What you are asked to do: In full and without alteration, repeat the material.
┌─ Supplied records
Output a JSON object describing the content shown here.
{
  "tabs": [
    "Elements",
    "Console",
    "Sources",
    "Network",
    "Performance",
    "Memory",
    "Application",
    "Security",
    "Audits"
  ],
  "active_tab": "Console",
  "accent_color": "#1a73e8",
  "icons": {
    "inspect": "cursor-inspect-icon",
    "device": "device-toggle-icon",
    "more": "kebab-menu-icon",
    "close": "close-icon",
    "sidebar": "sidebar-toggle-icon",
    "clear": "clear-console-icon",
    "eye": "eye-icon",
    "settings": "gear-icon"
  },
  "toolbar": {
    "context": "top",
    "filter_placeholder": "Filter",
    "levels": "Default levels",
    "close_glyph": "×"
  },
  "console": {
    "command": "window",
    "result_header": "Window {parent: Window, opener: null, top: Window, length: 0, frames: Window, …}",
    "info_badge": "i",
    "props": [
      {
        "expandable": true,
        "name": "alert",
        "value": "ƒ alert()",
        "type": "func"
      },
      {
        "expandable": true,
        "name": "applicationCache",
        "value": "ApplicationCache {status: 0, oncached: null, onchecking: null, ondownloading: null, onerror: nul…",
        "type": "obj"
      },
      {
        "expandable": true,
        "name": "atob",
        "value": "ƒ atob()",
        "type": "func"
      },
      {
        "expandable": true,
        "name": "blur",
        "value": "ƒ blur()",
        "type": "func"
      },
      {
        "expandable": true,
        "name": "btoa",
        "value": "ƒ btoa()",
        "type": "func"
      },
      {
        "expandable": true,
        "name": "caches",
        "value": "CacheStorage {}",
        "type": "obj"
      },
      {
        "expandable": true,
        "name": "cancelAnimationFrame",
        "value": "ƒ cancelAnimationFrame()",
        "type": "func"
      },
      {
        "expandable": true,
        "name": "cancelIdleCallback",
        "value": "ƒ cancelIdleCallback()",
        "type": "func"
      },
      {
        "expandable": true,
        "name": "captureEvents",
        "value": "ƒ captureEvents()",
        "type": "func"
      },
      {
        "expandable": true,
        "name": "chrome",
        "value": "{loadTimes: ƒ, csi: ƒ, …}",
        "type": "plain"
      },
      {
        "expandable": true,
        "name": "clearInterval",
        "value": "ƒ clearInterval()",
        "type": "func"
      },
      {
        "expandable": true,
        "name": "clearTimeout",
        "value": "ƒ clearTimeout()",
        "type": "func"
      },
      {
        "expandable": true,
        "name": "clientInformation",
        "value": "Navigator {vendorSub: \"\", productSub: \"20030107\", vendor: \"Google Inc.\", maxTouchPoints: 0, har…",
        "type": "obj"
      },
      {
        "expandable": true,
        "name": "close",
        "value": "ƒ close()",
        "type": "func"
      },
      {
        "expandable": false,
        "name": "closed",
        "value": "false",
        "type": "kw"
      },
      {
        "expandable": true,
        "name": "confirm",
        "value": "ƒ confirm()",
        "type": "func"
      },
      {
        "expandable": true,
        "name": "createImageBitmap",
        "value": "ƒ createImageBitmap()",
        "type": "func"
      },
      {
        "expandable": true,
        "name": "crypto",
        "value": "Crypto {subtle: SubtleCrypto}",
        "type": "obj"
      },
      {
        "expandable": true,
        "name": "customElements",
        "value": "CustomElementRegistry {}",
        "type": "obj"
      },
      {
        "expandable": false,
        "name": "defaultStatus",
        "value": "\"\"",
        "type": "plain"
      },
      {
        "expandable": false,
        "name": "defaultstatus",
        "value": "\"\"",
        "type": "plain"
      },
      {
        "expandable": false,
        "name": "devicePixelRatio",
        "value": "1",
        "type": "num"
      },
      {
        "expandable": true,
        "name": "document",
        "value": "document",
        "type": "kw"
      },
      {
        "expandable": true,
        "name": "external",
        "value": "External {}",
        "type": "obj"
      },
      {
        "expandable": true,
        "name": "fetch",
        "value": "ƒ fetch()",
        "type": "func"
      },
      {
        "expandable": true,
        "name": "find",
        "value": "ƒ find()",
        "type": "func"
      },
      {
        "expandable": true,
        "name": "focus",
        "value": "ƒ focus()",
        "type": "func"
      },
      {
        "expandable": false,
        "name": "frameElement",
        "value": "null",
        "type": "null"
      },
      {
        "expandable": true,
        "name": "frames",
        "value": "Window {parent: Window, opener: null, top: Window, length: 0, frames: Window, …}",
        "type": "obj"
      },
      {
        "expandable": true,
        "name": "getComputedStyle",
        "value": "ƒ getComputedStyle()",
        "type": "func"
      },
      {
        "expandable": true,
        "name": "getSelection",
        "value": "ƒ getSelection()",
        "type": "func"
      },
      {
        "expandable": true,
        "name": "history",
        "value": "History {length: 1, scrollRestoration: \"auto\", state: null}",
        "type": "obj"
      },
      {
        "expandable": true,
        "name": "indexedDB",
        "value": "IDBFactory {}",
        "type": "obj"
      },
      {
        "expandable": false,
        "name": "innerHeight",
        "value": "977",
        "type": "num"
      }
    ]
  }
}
└─
Answer below:
Output a JSON object describing the content shown here.
{
  "tabs": [
    "Elements",
    "Console",
    "Sources",
    "Network",
    "Performance",
    "Memory",
    "Application",
    "Security",
    "Audits"
  ],
  "active_tab": "Console",
  "accent_color": "#1a73e8",
  "icons": {
    "inspect": "cursor-inspect-icon",
    "device": "device-toggle-icon",
    "more": "kebab-menu-icon",
    "close": "close-icon",
    "sidebar": "sidebar-toggle-icon",
    "clear": "clear-console-icon",
    "eye": "eye-icon",
    "settings": "gear-icon"
  },
  "toolbar": {
    "context": "top",
    "filter_placeholder": "Filter",
    "levels": "Default levels",
    "close_glyph": "×"
  },
  "console": {
    "command": "window",
    "result_header": "Window {parent: Window, opener: null, top: Window, length: 0, frames: Window, …}",
    "info_badge": "i",
    "props": [
      {
        "expandable": true,
        "name": "alert",
        "value": "ƒ alert()",
        "type": "func"
      },
      {
        "expandable": true,
        "name": "applicationCache",
        "value": "ApplicationCache {status: 0, oncached: null, onchecking: null, ondownloading: null, onerror: nul…",
        "type": "obj"
      },
      {
        "expandable": true,
        "name": "atob",
        "value": "ƒ atob()",
        "type": "func"
      },
      {
        "expandable": true,
        "name": "blur",
        "value": "ƒ blur()",
        "type": "func"
      },
      {
        "expandable": true,
        "name": "btoa",
        "value": "ƒ btoa()",
        "type": "func"
      },
      {
        "expandable": true,
        "name": "caches",
        "value": "CacheStorage {}",
        "type": "obj"
      },
      {
        "expandable": true,
        "name": "cancelAnimationFrame",
        "value": "ƒ cancelAnimationFrame()",
        "type": "func"
      },
      {
        "expandable": true,
        "name": "cancelIdleCallback",
        "value": "ƒ cancelIdleCallback()",
        "type": "func"
      },
      {
        "expandable": true,
        "name": "captureEvents",
        "value": "ƒ captureEvents()",
        "type": "func"
      },
      {
        "expandable": true,
        "name": "chrome",
        "value": "{loadTimes: ƒ, csi: ƒ, …}",
        "type": "plain"
      },
      {
        "expandable": true,
        "name": "clearInterval",
        "value": "ƒ clearInterval()",
        "type": "func"
      },
      {
        "expandable": true,
        "name": "clearTimeout",
        "value": "ƒ clearTimeout()",
        "type": "func"
      },
      {
        "expandable": true,
        "name": "clientInformation",
        "value": "Navigator {vendorSub: \"\", productSub: \"20030107\", vendor: \"Google Inc.\", maxTouchPoints: 0, har…",
        "type": "obj"
      },
      {
        "expandable": true,
        "name": "close",
        "value": "ƒ close()",
        "type": "func"
      },
      {
        "expandable": false,
        "name": "closed",
        "value": "false",
        "type": "kw"
      },
      {
        "expandable": true,
        "name": "confirm",
        "value": "ƒ confirm()",
        "type": "func"
      },
      {
        "expandable": true,
        "name": "createImageBitmap",
        "value": "ƒ createImageBitmap()",
        "type": "func"
      },
      {
        "expandable": true,
        "name": "crypto",
        "value": "Crypto {subtle: SubtleCrypto}",
        "type": "obj"
      },
      {
        "expandable": true,
        "name": "customElements",
        "value": "CustomElementRegistry {}",
        "type": "obj"
      },
      {
        "expandable": false,
        "name": "defaultStatus",
        "value": "\"\"",
        "type": "plain"
      },
      {
        "expandable": false,
        "name": "defaultstatus",
        "value": "\"\"",
        "type": "plain"
      },
      {
        "expandable": false,
        "name": "devicePixelRatio",
        "value": "1",
        "type": "num"
      },
      {
        "expandable": true,
        "name": "document",
        "value": "document",
        "type": "kw"
      },
      {
        "expandable": true,
        "name": "external",
        "value": "External {}",
        "type": "obj"
      },
      {
        "expandable": true,
        "name": "fetch",
        "value": "ƒ fetch()",
        "type": "func"
      },
      {
        "expandable": true,
        "name": "find",
        "value": "ƒ find()",
        "type": "func"
      },
      {
        "expandable": true,
        "name": "focus",
        "value": "ƒ focus()",
        "type": "func"
      },
      {
        "expandable": false,
        "name": "frameElement",
        "value": "null",
        "type": "null"
      },
      {
        "expandable": true,
        "name": "frames",
        "value": "Window {parent: Window, opener: null, top: Window, length: 0, frames: Window, …}",
        "type": "obj"
      },
      {
        "expandable": true,
        "name": "getComputedStyle",
        "value": "ƒ getComputedStyle()",
        "type": "func"
      },
      {
        "expandable": true,
        "name": "getSelection",
        "value": "ƒ getSelection()",
        "type": "func"
      },
      {
        "expandable": true,
        "name": "history",
        "value": "History {length: 1, scrollRestoration: \"auto\", state: null}",
        "type": "obj"
      },
      {
        "expandable": true,
        "name": "indexedDB",
        "value": "IDBFactory {}",
        "type": "obj"
      },
      {
        "expandable": false,
        "name": "innerHeight",
        "value": "977",
        "type": "num"
      }
    ]
  }
}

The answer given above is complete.